- **DATASET RECORDS**:
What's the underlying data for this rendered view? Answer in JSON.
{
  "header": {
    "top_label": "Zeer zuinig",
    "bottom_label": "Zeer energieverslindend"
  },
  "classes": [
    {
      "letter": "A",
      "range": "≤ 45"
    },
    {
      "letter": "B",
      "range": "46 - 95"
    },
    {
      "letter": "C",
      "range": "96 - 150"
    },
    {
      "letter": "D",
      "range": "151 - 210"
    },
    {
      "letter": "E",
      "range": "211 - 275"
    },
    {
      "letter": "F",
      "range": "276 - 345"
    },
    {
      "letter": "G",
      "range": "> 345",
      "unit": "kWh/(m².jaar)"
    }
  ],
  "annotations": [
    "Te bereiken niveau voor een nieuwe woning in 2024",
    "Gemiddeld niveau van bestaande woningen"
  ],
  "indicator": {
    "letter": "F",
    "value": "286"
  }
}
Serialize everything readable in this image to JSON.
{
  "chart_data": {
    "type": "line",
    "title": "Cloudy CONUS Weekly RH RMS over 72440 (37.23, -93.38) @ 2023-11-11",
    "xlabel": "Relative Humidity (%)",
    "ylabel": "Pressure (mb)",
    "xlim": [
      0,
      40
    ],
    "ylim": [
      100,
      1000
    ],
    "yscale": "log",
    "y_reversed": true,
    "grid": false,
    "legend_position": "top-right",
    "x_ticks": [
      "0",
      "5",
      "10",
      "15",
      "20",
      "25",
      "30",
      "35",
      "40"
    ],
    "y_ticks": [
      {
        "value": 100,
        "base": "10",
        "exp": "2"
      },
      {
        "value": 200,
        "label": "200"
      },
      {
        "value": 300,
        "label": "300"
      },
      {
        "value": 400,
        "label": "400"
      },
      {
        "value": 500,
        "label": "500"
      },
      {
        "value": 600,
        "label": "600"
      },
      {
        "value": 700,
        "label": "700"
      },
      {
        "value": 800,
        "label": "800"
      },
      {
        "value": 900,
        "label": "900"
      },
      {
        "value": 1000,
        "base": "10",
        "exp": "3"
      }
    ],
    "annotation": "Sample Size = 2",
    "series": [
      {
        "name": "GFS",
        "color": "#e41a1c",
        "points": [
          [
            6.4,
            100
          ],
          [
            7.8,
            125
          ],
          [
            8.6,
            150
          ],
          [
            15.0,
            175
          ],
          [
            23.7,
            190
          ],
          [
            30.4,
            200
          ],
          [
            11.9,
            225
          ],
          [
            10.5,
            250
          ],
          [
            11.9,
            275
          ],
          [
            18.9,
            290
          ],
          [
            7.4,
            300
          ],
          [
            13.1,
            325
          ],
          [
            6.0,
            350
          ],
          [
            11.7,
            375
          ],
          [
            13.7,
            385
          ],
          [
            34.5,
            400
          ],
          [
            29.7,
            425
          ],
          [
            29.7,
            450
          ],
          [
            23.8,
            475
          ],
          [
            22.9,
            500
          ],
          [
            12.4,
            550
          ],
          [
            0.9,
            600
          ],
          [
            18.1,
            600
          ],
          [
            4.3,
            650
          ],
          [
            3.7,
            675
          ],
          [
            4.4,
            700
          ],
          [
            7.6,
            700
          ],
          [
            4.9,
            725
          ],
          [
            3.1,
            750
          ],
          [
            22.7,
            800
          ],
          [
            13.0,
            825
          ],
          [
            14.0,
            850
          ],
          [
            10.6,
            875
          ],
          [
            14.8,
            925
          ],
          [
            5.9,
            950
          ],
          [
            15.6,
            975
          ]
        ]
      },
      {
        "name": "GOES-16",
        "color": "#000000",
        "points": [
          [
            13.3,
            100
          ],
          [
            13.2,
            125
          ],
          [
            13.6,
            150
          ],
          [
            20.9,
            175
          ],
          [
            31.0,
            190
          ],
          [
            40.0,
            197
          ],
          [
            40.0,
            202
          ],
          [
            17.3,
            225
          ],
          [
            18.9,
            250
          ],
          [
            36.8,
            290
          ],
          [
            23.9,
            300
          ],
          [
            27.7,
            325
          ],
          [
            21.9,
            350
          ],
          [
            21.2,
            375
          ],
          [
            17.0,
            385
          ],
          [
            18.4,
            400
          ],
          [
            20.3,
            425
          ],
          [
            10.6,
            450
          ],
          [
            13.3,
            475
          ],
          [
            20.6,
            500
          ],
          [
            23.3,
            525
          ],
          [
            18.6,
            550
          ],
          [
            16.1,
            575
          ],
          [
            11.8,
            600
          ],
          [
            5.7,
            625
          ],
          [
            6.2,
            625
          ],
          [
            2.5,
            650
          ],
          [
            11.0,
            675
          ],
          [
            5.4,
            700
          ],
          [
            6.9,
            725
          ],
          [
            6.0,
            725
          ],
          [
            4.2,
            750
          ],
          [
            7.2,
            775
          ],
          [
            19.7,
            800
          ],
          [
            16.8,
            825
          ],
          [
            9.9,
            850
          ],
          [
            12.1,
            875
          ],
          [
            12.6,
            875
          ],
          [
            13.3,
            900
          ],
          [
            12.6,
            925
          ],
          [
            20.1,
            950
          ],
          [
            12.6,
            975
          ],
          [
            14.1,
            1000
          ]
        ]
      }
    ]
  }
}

- **PROMPT**: Where does the word "Zeer" appear? Return each line that holds it.

- **SOLUTION FOR THIS EXERCISE**:
    "top_label": "Zeer zuinig",
    "bottom_label": "Zeer energieverslindend"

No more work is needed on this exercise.